Retype, with no alterations, every line between the one containing "Enumerate this screenshot's" and the one containing "Extract the structured", counting both of those lines too. Pictures are to be left out.

##### INPUT ROWS #####

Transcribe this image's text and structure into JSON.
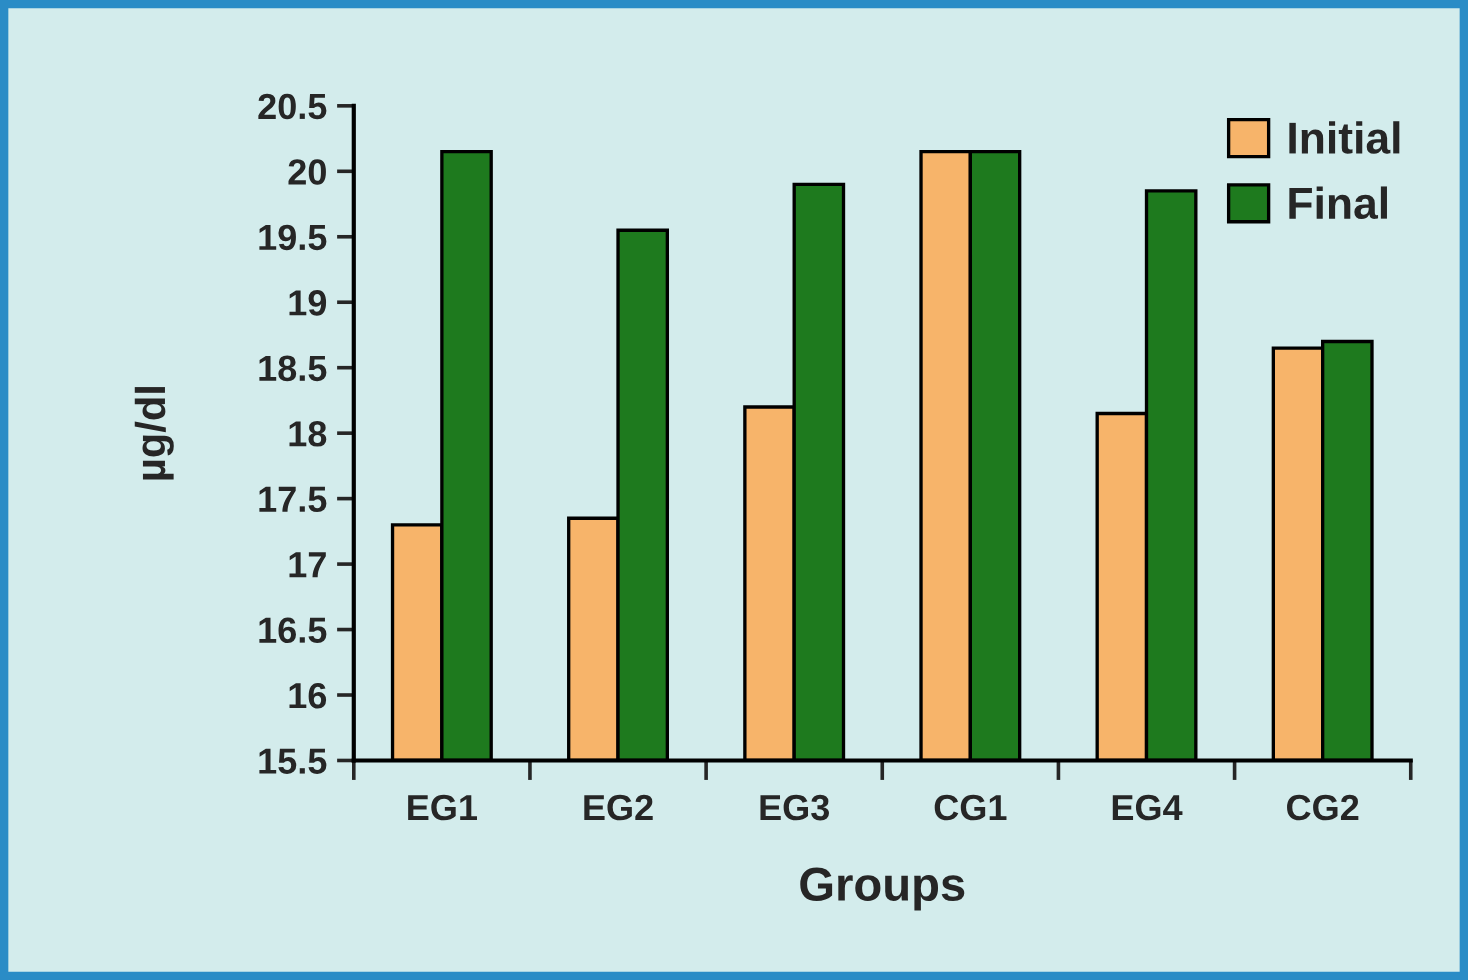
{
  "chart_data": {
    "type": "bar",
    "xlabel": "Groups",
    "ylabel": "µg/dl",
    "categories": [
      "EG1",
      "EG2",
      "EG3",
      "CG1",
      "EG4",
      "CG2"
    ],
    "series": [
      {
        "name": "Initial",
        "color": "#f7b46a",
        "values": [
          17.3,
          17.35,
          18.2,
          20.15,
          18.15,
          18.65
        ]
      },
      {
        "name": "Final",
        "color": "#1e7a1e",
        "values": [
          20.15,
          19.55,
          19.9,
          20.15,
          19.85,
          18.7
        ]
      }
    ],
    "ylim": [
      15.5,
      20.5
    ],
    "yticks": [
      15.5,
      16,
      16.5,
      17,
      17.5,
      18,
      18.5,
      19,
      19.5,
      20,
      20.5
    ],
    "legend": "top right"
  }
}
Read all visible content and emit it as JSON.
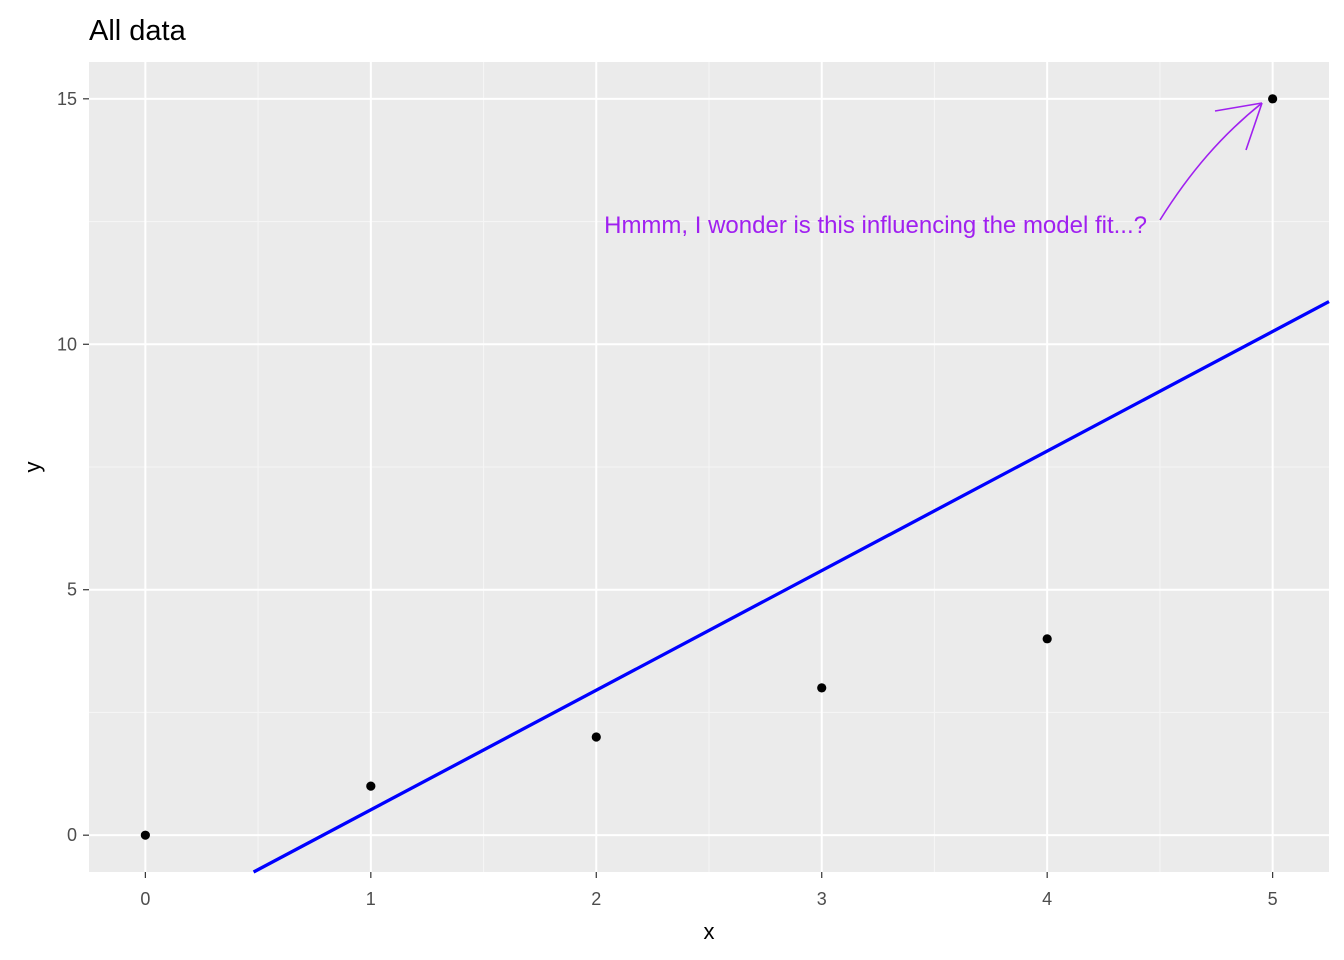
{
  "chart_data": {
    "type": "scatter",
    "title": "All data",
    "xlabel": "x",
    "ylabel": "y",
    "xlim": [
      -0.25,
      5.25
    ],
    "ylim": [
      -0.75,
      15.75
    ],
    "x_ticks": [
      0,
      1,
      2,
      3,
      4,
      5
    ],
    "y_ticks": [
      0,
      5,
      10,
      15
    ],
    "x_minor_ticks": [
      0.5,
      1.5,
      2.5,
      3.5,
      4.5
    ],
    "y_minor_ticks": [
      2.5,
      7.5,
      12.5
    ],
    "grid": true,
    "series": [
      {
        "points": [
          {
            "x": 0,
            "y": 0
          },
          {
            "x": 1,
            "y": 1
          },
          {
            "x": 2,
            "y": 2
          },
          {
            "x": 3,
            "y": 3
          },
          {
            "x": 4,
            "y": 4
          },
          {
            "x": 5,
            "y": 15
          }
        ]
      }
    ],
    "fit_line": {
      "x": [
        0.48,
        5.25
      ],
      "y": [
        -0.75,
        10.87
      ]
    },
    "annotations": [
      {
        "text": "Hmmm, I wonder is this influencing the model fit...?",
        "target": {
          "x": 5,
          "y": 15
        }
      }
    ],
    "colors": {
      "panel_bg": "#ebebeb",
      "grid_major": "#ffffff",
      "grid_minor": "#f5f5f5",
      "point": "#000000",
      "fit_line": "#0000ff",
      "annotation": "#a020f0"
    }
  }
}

#####
##### INPUT ROWS #####

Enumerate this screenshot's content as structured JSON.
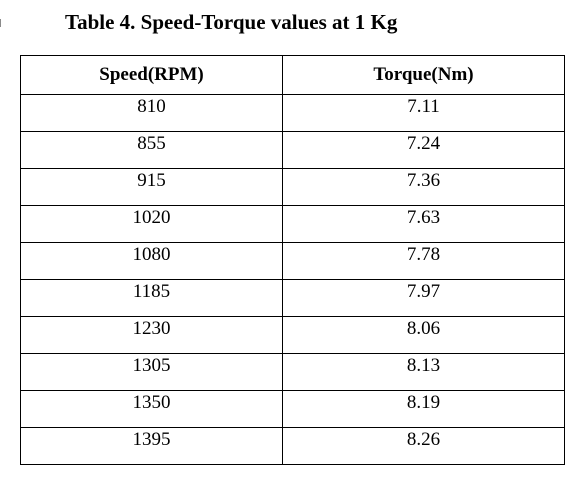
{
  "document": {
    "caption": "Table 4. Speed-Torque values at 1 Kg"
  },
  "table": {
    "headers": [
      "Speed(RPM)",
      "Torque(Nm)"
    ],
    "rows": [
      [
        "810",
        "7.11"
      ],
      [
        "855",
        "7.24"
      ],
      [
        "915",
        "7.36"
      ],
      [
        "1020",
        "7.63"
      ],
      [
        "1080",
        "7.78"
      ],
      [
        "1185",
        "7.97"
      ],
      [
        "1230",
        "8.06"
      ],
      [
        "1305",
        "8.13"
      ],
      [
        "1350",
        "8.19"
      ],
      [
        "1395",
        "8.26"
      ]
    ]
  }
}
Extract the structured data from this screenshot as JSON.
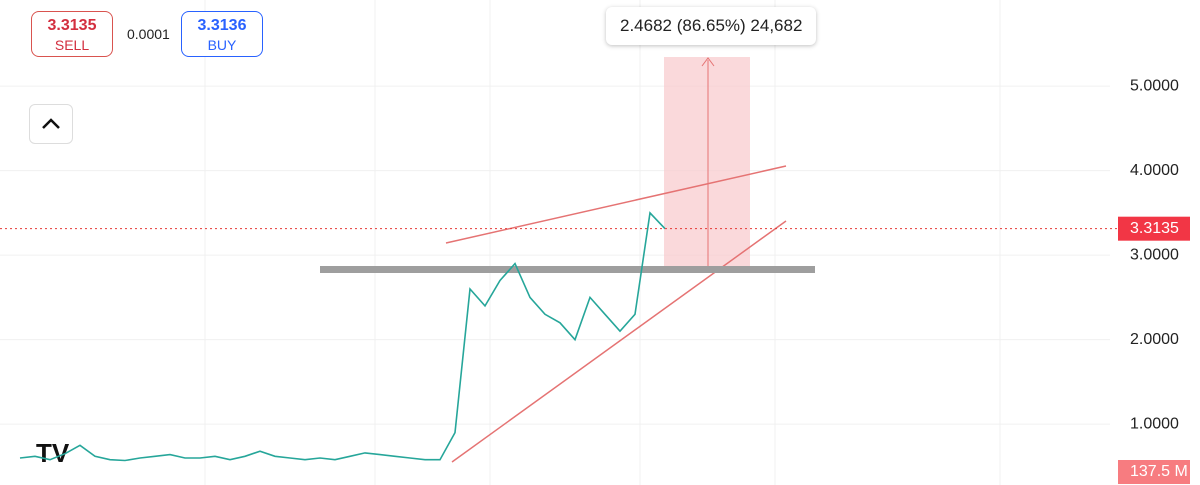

#####

-- RESPONSE TO THIS TASK --
Enumerate this screenshot's content as structured JSON.
{
  "document": {
    "caption": "Table 4. Speed-Torque values at 1 Kg"
  },
  "table": {
    "headers": [
      "Speed(RPM)",
      "Torque(Nm)"
    ],
    "rows": [
      [
        "810",
        "7.11"
      ],
      [
        "855",
        "7.24"
      ],
      [
        "915",
        "7.36"
      ],
      [
        "1020",
        "7.63"
      ],
      [
        "1080",
        "7.78"
      ],
      [
        "1185",
        "7.97"
      ],
      [
        "1230",
        "8.06"
      ],
      [
        "1305",
        "8.13"
      ],
      [
        "1350",
        "8.19"
      ],
      [
        "1395",
        "8.26"
      ]
    ]
  }
}
Extract the structured data from this screenshot as JSON.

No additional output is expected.